### YOUR TASK
Can you quote the records below in full, word for word?

### Rows from a dataset
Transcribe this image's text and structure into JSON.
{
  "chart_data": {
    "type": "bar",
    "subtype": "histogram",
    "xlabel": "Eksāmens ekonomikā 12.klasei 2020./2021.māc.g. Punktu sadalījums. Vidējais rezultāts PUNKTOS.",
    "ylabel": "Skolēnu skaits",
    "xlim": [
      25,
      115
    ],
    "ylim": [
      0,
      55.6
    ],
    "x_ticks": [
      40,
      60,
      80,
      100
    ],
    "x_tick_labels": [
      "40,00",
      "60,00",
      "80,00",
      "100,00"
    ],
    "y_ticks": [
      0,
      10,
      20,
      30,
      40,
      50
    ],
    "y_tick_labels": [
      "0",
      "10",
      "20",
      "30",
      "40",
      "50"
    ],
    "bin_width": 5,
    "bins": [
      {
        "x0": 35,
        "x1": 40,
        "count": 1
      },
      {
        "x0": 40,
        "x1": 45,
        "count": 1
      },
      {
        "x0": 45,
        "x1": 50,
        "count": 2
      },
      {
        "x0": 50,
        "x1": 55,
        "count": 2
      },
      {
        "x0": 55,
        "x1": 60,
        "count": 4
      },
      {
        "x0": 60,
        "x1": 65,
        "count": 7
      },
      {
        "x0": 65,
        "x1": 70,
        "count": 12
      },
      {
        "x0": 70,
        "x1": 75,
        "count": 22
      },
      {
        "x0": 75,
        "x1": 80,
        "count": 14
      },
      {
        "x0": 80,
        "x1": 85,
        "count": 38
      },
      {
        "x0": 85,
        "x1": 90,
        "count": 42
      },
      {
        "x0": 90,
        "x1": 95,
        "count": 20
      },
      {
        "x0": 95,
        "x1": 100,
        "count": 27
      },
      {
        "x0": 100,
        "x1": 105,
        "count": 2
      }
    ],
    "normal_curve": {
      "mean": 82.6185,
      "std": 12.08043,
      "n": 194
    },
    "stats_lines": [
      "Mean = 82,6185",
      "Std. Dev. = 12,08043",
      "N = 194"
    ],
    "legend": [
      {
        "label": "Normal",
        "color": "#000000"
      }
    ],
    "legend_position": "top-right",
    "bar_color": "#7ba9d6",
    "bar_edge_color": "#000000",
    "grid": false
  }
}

### EXERCISE RESULT
Transcribe this image's text and structure into JSON.
{
  "chart_data": {
    "type": "bar",
    "subtype": "histogram",
    "xlabel": "Eksāmens ekonomikā 12.klasei 2020./2021.māc.g. Punktu sadalījums. Vidējais rezultāts PUNKTOS.",
    "ylabel": "Skolēnu skaits",
    "xlim": [
      25,
      115
    ],
    "ylim": [
      0,
      55.6
    ],
    "x_ticks": [
      40,
      60,
      80,
      100
    ],
    "x_tick_labels": [
      "40,00",
      "60,00",
      "80,00",
      "100,00"
    ],
    "y_ticks": [
      0,
      10,
      20,
      30,
      40,
      50
    ],
    "y_tick_labels": [
      "0",
      "10",
      "20",
      "30",
      "40",
      "50"
    ],
    "bin_width": 5,
    "bins": [
      {
        "x0": 35,
        "x1": 40,
        "count": 1
      },
      {
        "x0": 40,
        "x1": 45,
        "count": 1
      },
      {
        "x0": 45,
        "x1": 50,
        "count": 2
      },
      {
        "x0": 50,
        "x1": 55,
        "count": 2
      },
      {
        "x0": 55,
        "x1": 60,
        "count": 4
      },
      {
        "x0": 60,
        "x1": 65,
        "count": 7
      },
      {
        "x0": 65,
        "x1": 70,
        "count": 12
      },
      {
        "x0": 70,
        "x1": 75,
        "count": 22
      },
      {
        "x0": 75,
        "x1": 80,
        "count": 14
      },
      {
        "x0": 80,
        "x1": 85,
        "count": 38
      },
      {
        "x0": 85,
        "x1": 90,
        "count": 42
      },
      {
        "x0": 90,
        "x1": 95,
        "count": 20
      },
      {
        "x0": 95,
        "x1": 100,
        "count": 27
      },
      {
        "x0": 100,
        "x1": 105,
        "count": 2
      }
    ],
    "normal_curve": {
      "mean": 82.6185,
      "std": 12.08043,
      "n": 194
    },
    "stats_lines": [
      "Mean = 82,6185",
      "Std. Dev. = 12,08043",
      "N = 194"
    ],
    "legend": [
      {
        "label": "Normal",
        "color": "#000000"
      }
    ],
    "legend_position": "top-right",
    "bar_color": "#7ba9d6",
    "bar_edge_color": "#000000",
    "grid": false
  }
}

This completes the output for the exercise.